• Required work: Collect every line that includes the string "uphold".

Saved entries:
************

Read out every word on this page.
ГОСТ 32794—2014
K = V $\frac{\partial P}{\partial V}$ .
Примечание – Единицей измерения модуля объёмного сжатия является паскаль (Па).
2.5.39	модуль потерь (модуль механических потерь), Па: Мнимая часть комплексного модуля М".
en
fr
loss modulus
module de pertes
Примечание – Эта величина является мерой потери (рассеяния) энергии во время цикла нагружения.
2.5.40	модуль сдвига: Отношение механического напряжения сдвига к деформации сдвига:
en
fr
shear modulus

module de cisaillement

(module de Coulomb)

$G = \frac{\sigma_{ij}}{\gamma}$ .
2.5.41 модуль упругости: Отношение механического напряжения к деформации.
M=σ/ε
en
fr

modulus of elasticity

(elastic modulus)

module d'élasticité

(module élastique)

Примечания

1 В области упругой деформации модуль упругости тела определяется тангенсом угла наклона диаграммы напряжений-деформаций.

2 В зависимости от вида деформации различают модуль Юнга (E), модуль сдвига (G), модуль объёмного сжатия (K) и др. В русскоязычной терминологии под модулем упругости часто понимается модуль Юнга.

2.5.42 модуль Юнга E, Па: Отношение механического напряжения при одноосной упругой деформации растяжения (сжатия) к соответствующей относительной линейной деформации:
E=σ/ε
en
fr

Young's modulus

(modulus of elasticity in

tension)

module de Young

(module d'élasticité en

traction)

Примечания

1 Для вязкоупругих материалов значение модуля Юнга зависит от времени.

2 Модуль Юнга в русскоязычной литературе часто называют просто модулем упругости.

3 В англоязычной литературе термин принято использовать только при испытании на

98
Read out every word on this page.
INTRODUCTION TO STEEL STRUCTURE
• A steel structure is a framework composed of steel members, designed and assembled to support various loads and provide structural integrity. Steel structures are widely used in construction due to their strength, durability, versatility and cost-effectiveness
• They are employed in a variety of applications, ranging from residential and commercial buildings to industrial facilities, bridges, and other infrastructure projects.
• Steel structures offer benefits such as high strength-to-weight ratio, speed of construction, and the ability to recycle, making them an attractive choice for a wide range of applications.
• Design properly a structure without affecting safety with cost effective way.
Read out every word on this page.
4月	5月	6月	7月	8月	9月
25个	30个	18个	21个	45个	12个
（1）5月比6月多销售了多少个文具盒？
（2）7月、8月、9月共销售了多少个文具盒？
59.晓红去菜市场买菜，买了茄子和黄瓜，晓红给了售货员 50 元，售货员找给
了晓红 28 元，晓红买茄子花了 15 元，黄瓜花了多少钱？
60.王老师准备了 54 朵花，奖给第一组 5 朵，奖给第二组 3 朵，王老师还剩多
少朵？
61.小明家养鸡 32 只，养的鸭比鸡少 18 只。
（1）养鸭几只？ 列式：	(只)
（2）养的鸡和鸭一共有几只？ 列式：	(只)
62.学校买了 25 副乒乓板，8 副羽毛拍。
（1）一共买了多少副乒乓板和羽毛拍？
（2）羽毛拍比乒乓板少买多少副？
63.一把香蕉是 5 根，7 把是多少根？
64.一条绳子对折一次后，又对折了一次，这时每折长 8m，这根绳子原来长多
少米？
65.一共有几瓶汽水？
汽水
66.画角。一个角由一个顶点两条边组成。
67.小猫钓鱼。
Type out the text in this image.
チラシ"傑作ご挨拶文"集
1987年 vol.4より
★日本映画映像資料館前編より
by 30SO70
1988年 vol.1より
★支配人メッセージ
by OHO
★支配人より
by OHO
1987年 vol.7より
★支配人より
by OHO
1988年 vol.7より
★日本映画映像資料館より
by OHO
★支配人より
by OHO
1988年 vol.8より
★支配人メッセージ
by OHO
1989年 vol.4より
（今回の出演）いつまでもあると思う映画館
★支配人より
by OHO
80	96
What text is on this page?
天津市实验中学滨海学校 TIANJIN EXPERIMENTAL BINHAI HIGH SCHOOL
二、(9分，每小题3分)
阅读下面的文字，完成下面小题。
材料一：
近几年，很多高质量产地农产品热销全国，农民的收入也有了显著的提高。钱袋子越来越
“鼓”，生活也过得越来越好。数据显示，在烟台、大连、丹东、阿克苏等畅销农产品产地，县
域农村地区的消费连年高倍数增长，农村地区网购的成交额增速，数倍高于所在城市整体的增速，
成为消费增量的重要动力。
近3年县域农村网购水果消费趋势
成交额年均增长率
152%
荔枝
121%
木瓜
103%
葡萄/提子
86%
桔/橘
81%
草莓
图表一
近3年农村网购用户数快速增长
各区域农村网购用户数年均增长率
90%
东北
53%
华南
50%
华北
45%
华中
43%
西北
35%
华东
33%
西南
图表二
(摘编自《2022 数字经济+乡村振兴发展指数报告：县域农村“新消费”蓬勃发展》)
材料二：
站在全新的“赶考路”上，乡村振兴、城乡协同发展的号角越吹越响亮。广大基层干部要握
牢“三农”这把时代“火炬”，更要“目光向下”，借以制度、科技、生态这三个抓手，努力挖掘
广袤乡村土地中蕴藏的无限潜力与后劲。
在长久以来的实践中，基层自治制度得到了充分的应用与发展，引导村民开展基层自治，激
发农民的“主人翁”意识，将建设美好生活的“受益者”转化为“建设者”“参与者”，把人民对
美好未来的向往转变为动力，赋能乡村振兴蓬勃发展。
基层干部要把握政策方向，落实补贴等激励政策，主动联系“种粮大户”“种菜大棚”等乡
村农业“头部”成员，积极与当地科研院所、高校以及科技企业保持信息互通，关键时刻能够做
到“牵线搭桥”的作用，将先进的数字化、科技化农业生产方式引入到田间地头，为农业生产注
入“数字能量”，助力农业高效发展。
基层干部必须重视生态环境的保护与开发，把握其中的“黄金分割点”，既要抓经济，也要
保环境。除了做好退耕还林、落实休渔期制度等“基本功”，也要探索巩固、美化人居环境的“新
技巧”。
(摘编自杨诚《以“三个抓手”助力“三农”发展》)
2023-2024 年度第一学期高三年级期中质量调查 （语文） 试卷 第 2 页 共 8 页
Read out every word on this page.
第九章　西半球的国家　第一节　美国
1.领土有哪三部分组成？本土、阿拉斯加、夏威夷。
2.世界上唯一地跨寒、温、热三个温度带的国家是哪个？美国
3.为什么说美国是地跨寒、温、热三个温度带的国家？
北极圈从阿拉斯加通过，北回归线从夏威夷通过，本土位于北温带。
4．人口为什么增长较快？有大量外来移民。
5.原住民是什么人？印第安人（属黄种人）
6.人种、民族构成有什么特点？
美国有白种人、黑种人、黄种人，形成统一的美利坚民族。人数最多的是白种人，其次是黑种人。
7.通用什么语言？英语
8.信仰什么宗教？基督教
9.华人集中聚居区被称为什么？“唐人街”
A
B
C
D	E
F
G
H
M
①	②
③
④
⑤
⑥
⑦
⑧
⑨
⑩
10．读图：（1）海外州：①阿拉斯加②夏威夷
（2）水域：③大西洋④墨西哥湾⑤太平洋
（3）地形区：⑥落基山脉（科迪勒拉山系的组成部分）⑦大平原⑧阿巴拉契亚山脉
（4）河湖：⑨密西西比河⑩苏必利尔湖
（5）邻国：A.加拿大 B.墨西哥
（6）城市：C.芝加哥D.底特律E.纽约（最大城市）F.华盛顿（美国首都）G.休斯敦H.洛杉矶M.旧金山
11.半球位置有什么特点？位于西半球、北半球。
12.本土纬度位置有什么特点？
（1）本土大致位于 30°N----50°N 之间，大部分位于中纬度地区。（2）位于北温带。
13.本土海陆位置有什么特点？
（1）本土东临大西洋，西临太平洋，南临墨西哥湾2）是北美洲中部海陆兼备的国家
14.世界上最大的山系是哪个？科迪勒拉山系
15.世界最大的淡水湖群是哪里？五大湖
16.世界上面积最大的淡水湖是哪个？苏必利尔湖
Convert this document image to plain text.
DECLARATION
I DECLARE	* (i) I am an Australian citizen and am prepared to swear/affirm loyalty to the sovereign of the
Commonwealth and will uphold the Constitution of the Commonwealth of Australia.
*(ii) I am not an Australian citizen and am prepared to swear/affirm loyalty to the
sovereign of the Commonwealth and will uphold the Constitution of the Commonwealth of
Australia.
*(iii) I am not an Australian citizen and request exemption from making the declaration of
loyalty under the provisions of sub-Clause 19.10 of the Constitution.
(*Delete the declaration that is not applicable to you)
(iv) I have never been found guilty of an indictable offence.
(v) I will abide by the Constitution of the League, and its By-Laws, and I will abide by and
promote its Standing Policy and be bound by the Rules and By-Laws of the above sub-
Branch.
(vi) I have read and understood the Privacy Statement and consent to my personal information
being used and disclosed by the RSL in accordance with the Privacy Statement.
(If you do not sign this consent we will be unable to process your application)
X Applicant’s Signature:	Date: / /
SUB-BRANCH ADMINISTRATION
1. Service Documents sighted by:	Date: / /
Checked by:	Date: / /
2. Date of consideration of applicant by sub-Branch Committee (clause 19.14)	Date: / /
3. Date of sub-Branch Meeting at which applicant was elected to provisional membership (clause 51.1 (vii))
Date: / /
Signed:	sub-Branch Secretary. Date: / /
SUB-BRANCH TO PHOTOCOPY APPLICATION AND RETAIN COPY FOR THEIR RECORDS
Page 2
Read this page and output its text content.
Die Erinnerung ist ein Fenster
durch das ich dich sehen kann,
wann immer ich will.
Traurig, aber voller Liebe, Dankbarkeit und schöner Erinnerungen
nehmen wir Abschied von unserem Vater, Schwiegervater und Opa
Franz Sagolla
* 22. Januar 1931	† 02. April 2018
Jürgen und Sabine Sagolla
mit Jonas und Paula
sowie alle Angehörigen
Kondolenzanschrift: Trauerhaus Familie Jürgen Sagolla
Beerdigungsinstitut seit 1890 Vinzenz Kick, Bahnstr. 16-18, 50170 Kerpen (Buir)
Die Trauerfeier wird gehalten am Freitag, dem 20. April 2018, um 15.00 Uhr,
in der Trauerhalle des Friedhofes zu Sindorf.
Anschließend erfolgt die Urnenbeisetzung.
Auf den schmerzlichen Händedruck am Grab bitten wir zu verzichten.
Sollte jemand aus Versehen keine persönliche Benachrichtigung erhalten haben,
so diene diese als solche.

************

• Response to the task:
Commonwealth and will uphold the Constitution of the Commonwealth of Australia.
sovereign of the Commonwealth and will uphold the Constitution of the Commonwealth of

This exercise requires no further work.